◆ Dataset records ◆
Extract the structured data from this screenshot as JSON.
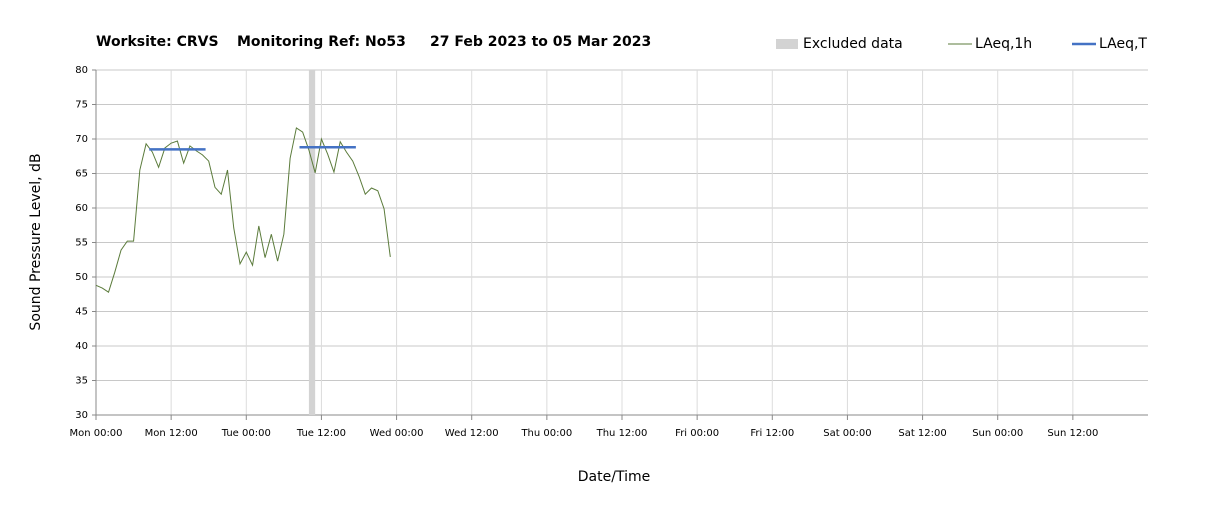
{
  "chart_data": {
    "type": "line",
    "title": [
      "Worksite: CRVS",
      "Monitoring Ref: No53",
      "27 Feb 2023 to 05 Mar 2023"
    ],
    "x_label": "Date/Time",
    "y_label": "Sound Pressure Level, dB",
    "xlim": [
      0,
      168
    ],
    "xticks": [
      {
        "value": 0,
        "label": "Mon 00:00"
      },
      {
        "value": 12,
        "label": "Mon 12:00"
      },
      {
        "value": 24,
        "label": "Tue 00:00"
      },
      {
        "value": 36,
        "label": "Tue 12:00"
      },
      {
        "value": 48,
        "label": "Wed 00:00"
      },
      {
        "value": 60,
        "label": "Wed 12:00"
      },
      {
        "value": 72,
        "label": "Thu 00:00"
      },
      {
        "value": 84,
        "label": "Thu 12:00"
      },
      {
        "value": 96,
        "label": "Fri 00:00"
      },
      {
        "value": 108,
        "label": "Fri 12:00"
      },
      {
        "value": 120,
        "label": "Sat 00:00"
      },
      {
        "value": 132,
        "label": "Sat 12:00"
      },
      {
        "value": 144,
        "label": "Sun 00:00"
      },
      {
        "value": 156,
        "label": "Sun 12:00"
      }
    ],
    "ylim": [
      30,
      80
    ],
    "yticks": [
      30,
      35,
      40,
      45,
      50,
      55,
      60,
      65,
      70,
      75,
      80
    ],
    "grid": true,
    "legend": "top-right",
    "excluded": {
      "name": "Excluded data",
      "color": "#d3d3d3",
      "x": [
        34,
        35
      ]
    },
    "series": [
      {
        "name": "LAeq,1h",
        "color": "#5b7b3b",
        "x": [
          0,
          1,
          2,
          3,
          4,
          5,
          6,
          7,
          8,
          9,
          10,
          11,
          12,
          13,
          14,
          15,
          16,
          17,
          18,
          19,
          20,
          21,
          22,
          23,
          24,
          25,
          26,
          27,
          28,
          29,
          30,
          31,
          32,
          33,
          34,
          35,
          36,
          37,
          38,
          39,
          40,
          41,
          42,
          43,
          44,
          45,
          46,
          47
        ],
        "values": [
          48.8,
          48.4,
          47.8,
          50.7,
          53.9,
          55.2,
          55.2,
          65.5,
          69.3,
          68.1,
          65.9,
          68.7,
          69.4,
          69.7,
          66.5,
          69.0,
          68.3,
          67.7,
          66.8,
          63.0,
          62.0,
          65.5,
          57.1,
          51.9,
          53.6,
          51.7,
          57.4,
          52.8,
          56.2,
          52.3,
          56.2,
          67.2,
          71.6,
          71.0,
          68.4,
          65.1,
          70.0,
          67.8,
          65.2,
          69.6,
          68.1,
          66.8,
          64.6,
          62.0,
          62.9,
          62.5,
          59.9,
          52.9
        ]
      },
      {
        "name": "LAeq,T",
        "color": "#4472c4",
        "x": [
          8.5,
          17.5,
          null,
          32.5,
          41.5
        ],
        "values": [
          68.5,
          68.5,
          null,
          68.8,
          68.8
        ]
      }
    ]
  }
}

◆ Goal ◆
Say how many lines in this listing hold the string "name", giving the count and nothing more.

◆ Answer to the exercise ◆
3